### [Task to complete]
Pictures in the data below are not part of the copy; transcribe everything else exactly.

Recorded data
########################################
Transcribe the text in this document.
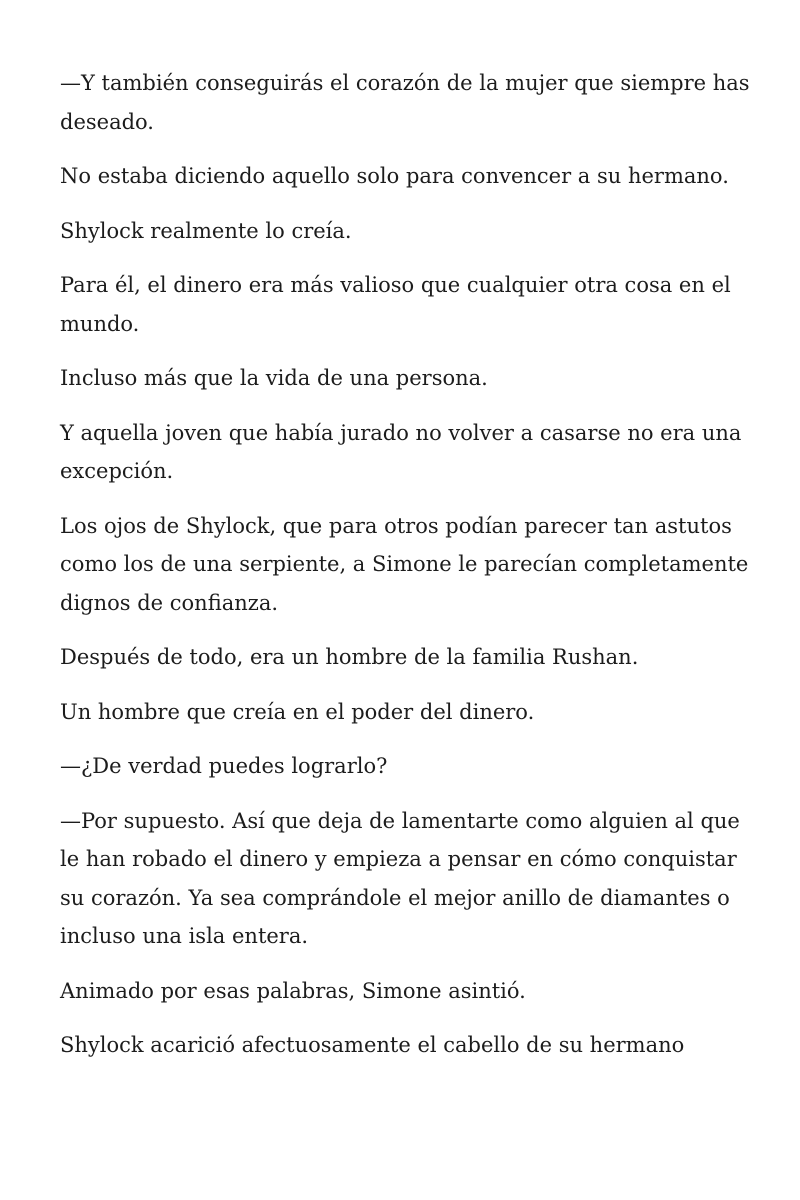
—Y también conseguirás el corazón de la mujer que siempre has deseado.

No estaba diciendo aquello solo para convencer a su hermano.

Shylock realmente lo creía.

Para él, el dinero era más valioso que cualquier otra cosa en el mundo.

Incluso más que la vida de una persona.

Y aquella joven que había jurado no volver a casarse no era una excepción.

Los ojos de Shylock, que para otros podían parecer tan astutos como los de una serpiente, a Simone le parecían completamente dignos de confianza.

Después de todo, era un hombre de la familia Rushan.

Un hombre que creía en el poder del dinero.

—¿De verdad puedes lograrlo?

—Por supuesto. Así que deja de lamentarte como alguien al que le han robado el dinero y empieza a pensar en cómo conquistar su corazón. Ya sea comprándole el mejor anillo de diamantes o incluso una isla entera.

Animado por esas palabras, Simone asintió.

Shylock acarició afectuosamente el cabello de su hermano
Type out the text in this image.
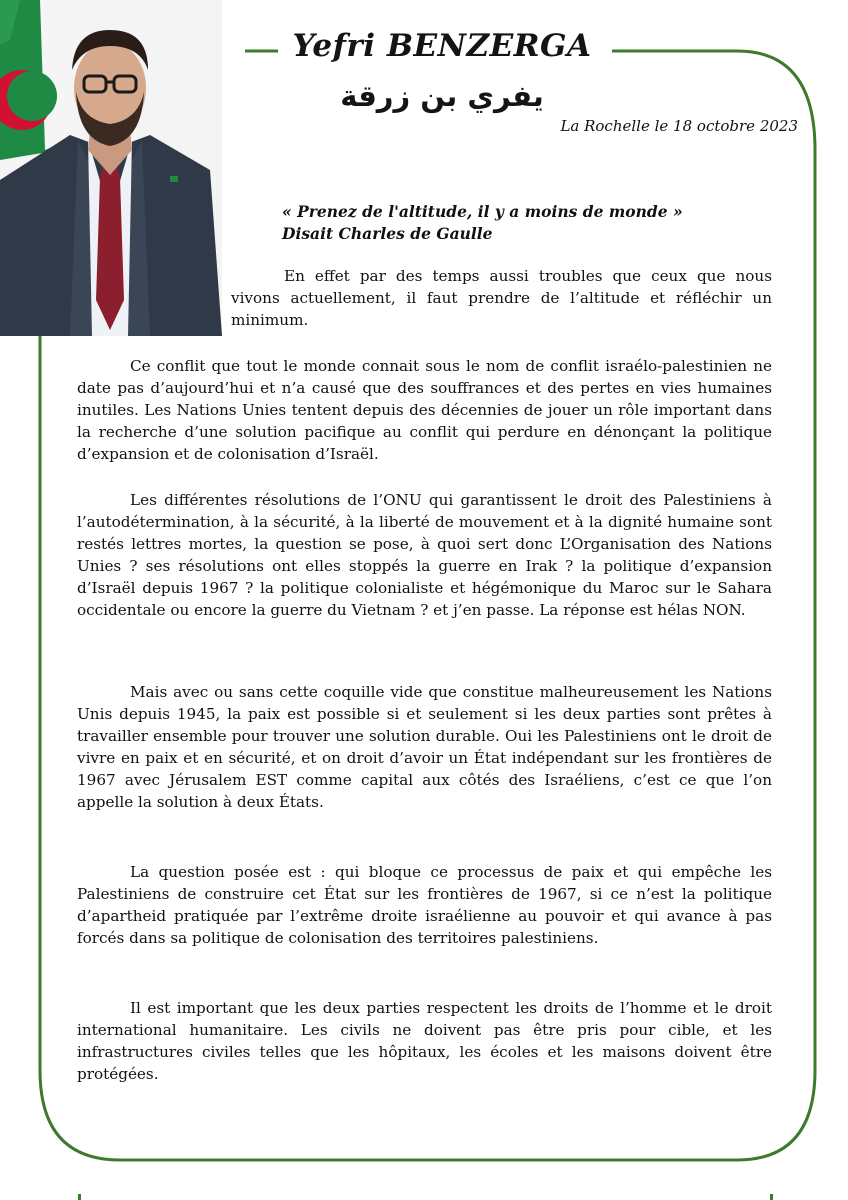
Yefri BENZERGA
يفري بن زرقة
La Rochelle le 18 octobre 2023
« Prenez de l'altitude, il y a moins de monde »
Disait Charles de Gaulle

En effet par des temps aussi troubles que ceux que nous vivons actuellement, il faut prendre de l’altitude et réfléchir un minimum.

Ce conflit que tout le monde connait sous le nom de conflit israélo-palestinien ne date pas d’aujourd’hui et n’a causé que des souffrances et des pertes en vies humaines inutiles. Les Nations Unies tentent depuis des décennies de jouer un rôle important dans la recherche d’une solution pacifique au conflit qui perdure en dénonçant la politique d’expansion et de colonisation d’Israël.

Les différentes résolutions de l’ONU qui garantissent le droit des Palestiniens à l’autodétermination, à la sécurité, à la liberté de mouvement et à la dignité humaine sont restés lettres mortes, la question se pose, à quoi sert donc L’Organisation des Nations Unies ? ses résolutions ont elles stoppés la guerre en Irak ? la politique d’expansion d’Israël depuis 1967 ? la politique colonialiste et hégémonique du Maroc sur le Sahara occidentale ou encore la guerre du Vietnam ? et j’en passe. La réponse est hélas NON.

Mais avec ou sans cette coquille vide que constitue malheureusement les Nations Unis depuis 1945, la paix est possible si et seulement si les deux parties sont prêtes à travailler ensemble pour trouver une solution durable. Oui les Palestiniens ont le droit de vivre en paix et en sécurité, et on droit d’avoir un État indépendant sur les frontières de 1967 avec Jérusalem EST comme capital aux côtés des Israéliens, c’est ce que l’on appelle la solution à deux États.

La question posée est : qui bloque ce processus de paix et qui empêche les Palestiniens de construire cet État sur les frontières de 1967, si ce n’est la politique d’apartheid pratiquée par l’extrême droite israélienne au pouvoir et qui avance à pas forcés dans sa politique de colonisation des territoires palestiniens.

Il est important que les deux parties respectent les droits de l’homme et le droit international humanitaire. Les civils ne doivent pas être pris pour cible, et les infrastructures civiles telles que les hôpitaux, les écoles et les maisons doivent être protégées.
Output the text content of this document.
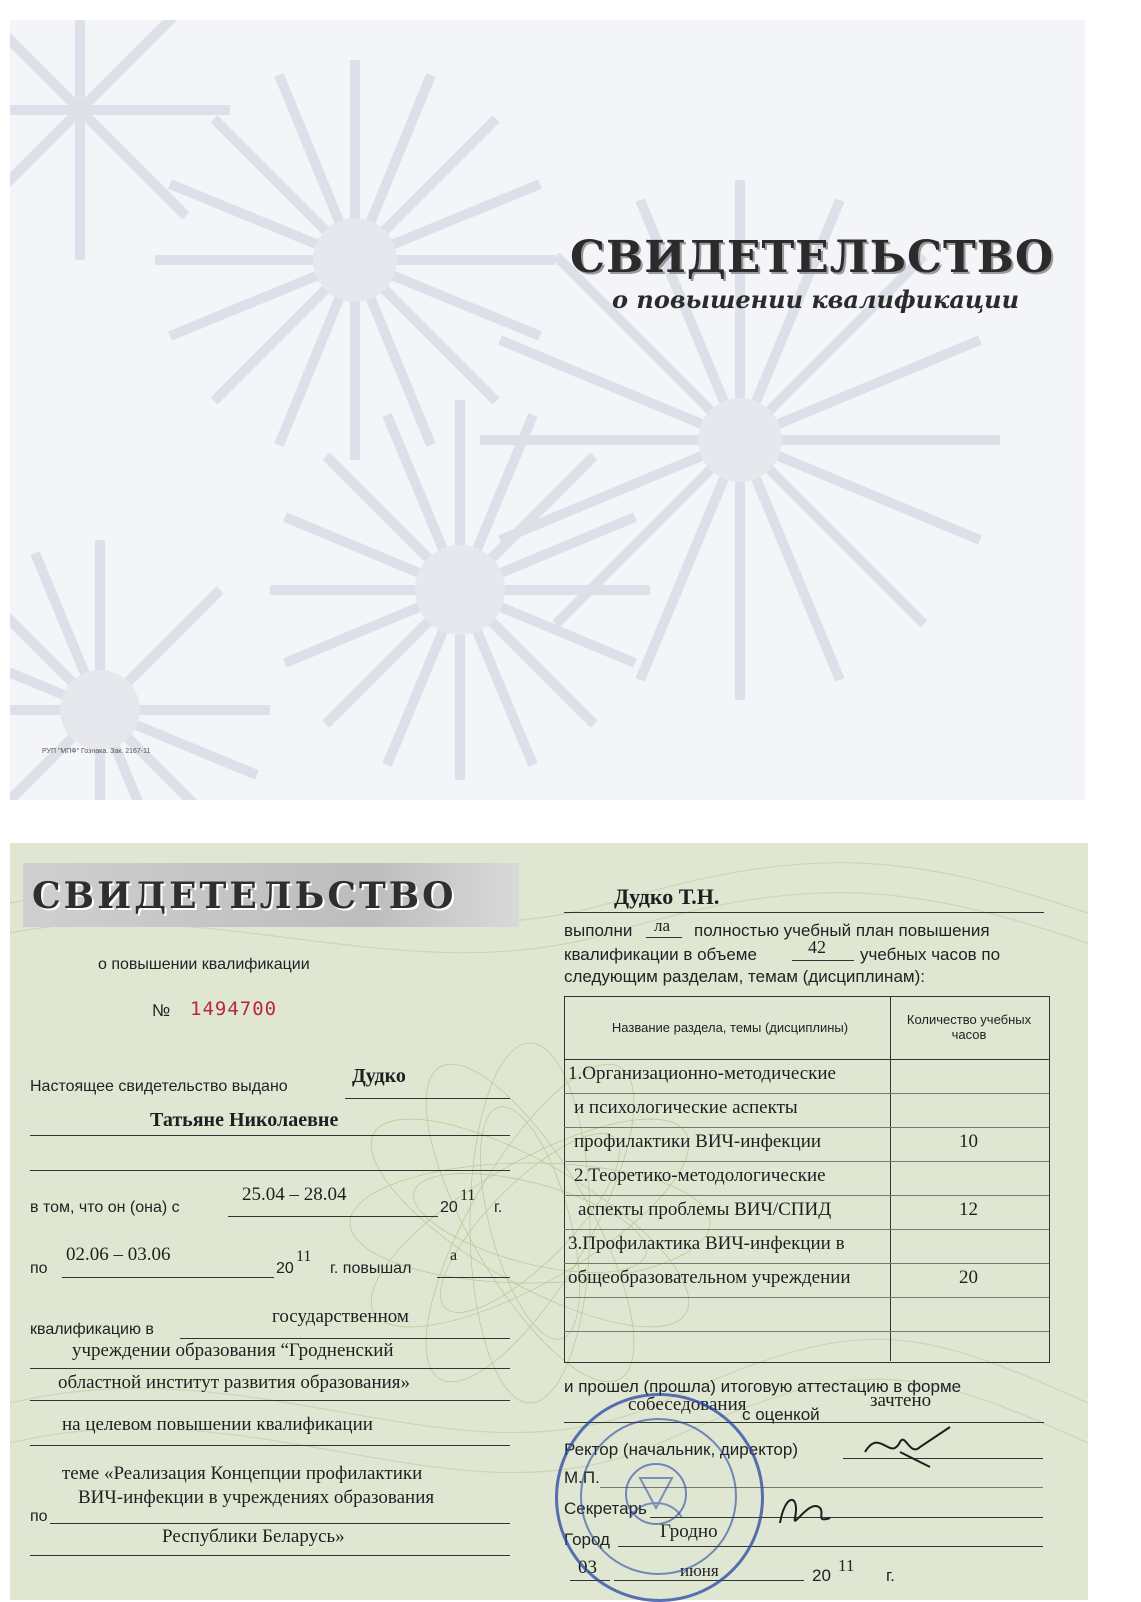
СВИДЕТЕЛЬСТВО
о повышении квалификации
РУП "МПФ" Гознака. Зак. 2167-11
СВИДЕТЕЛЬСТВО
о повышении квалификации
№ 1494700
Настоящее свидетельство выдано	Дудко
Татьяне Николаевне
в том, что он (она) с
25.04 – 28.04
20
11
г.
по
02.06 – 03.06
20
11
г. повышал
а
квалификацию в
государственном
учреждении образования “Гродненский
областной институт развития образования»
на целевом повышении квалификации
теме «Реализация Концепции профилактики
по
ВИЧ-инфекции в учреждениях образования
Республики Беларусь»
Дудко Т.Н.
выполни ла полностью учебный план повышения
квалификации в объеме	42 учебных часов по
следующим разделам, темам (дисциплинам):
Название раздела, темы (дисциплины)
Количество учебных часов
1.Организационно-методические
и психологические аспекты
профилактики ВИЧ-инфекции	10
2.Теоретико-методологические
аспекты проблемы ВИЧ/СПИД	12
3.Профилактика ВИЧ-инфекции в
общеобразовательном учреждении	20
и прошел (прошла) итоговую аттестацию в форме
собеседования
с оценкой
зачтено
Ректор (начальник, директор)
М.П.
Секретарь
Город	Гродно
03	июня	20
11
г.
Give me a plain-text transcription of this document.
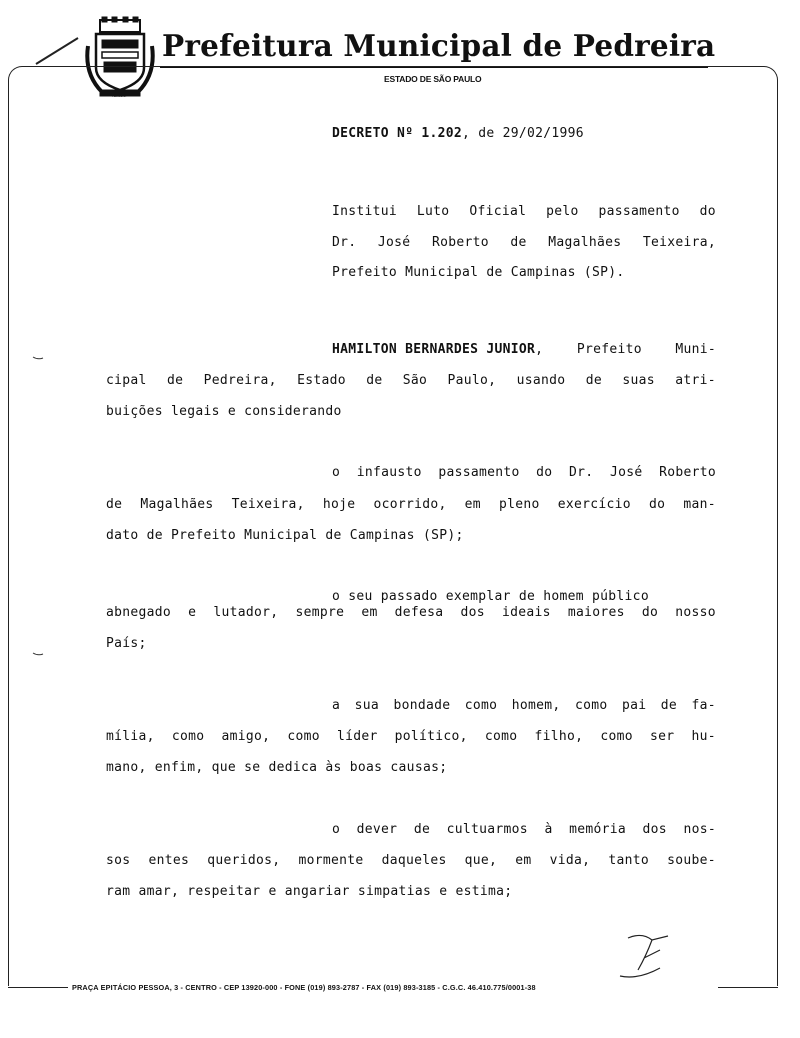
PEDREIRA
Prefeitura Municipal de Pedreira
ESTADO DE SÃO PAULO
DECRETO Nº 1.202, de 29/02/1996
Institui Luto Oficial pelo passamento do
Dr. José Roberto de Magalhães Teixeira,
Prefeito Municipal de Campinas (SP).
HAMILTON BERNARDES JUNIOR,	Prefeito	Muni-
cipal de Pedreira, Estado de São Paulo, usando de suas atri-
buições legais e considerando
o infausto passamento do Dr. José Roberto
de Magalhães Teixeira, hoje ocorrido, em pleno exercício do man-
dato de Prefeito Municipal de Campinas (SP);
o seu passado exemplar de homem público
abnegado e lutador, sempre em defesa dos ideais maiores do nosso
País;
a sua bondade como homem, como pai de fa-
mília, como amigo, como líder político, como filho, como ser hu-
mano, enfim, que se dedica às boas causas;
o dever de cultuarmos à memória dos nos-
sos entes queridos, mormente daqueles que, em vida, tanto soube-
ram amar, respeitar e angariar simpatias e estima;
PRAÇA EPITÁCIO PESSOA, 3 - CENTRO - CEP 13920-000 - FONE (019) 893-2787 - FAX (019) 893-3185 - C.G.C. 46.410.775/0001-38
########################################
### [Exercise solution]
Transcribe the text in this document.
—Y también conseguirás el corazón de la mujer que siempre has deseado.

No estaba diciendo aquello solo para convencer a su hermano.

Shylock realmente lo creía.

Para él, el dinero era más valioso que cualquier otra cosa en el mundo.

Incluso más que la vida de una persona.

Y aquella joven que había jurado no volver a casarse no era una excepción.

Los ojos de Shylock, que para otros podían parecer tan astutos como los de una serpiente, a Simone le parecían completamente dignos de confianza.

Después de todo, era un hombre de la familia Rushan.

Un hombre que creía en el poder del dinero.

—¿De verdad puedes lograrlo?

—Por supuesto. Así que deja de lamentarte como alguien al que le han robado el dinero y empieza a pensar en cómo conquistar su corazón. Ya sea comprándole el mejor anillo de diamantes o incluso una isla entera.

Animado por esas palabras, Simone asintió.

Shylock acarició afectuosamente el cabello de su hermano
Type out the text in this image.
Yefri BENZERGA
يفري بن زرقة
La Rochelle le 18 octobre 2023
« Prenez de l'altitude, il y a moins de monde »
Disait Charles de Gaulle

En effet par des temps aussi troubles que ceux que nous vivons actuellement, il faut prendre de l’altitude et réfléchir un minimum.

Ce conflit que tout le monde connait sous le nom de conflit israélo-palestinien ne date pas d’aujourd’hui et n’a causé que des souffrances et des pertes en vies humaines inutiles. Les Nations Unies tentent depuis des décennies de jouer un rôle important dans la recherche d’une solution pacifique au conflit qui perdure en dénonçant la politique d’expansion et de colonisation d’Israël.

Les différentes résolutions de l’ONU qui garantissent le droit des Palestiniens à l’autodétermination, à la sécurité, à la liberté de mouvement et à la dignité humaine sont restés lettres mortes, la question se pose, à quoi sert donc L’Organisation des Nations Unies ? ses résolutions ont elles stoppés la guerre en Irak ? la politique d’expansion d’Israël depuis 1967 ? la politique colonialiste et hégémonique du Maroc sur le Sahara occidentale ou encore la guerre du Vietnam ? et j’en passe. La réponse est hélas NON.

Mais avec ou sans cette coquille vide que constitue malheureusement les Nations Unis depuis 1945, la paix est possible si et seulement si les deux parties sont prêtes à travailler ensemble pour trouver une solution durable. Oui les Palestiniens ont le droit de vivre en paix et en sécurité, et on droit d’avoir un État indépendant sur les frontières de 1967 avec Jérusalem EST comme capital aux côtés des Israéliens, c’est ce que l’on appelle la solution à deux États.

La question posée est : qui bloque ce processus de paix et qui empêche les Palestiniens de construire cet État sur les frontières de 1967, si ce n’est la politique d’apartheid pratiquée par l’extrême droite israélienne au pouvoir et qui avance à pas forcés dans sa politique de colonisation des territoires palestiniens.

Il est important que les deux parties respectent les droits de l’homme et le droit international humanitaire. Les civils ne doivent pas être pris pour cible, et les infrastructures civiles telles que les hôpitaux, les écoles et les maisons doivent être protégées.
Output the text content of this document.
СВИДЕТЕЛЬСТВО
о повышении квалификации
РУП "МПФ" Гознака. Зак. 2167-11
СВИДЕТЕЛЬСТВО
о повышении квалификации
№ 1494700
Настоящее свидетельство выдано	Дудко
Татьяне Николаевне
в том, что он (она) с
25.04 – 28.04
20
11
г.
по
02.06 – 03.06
20
11
г. повышал
а
квалификацию в
государственном
учреждении образования “Гродненский
областной институт развития образования»
на целевом повышении квалификации
теме «Реализация Концепции профилактики
по
ВИЧ-инфекции в учреждениях образования
Республики Беларусь»
Дудко Т.Н.
выполни ла полностью учебный план повышения
квалификации в объеме	42 учебных часов по
следующим разделам, темам (дисциплинам):
Название раздела, темы (дисциплины)
Количество учебных часов
1.Организационно-методические
и психологические аспекты
профилактики ВИЧ-инфекции	10
2.Теоретико-методологические
аспекты проблемы ВИЧ/СПИД	12
3.Профилактика ВИЧ-инфекции в
общеобразовательном учреждении	20
и прошел (прошла) итоговую аттестацию в форме
собеседования
с оценкой
зачтено
Ректор (начальник, директор)
М.П.
Секретарь
Город	Гродно
03	июня	20
11
г.
Give me a plain-text transcription of this document.
PEDREIRA
Prefeitura Municipal de Pedreira
ESTADO DE SÃO PAULO
DECRETO Nº 1.202, de 29/02/1996
Institui Luto Oficial pelo passamento do
Dr. José Roberto de Magalhães Teixeira,
Prefeito Municipal de Campinas (SP).
HAMILTON BERNARDES JUNIOR,	Prefeito	Muni-
cipal de Pedreira, Estado de São Paulo, usando de suas atri-
buições legais e considerando
o infausto passamento do Dr. José Roberto
de Magalhães Teixeira, hoje ocorrido, em pleno exercício do man-
dato de Prefeito Municipal de Campinas (SP);
o seu passado exemplar de homem público
abnegado e lutador, sempre em defesa dos ideais maiores do nosso
País;
a sua bondade como homem, como pai de fa-
mília, como amigo, como líder político, como filho, como ser hu-
mano, enfim, que se dedica às boas causas;
o dever de cultuarmos à memória dos nos-
sos entes queridos, mormente daqueles que, em vida, tanto soube-
ram amar, respeitar e angariar simpatias e estima;
PRAÇA EPITÁCIO PESSOA, 3 - CENTRO - CEP 13920-000 - FONE (019) 893-2787 - FAX (019) 893-3185 - C.G.C. 46.410.775/0001-38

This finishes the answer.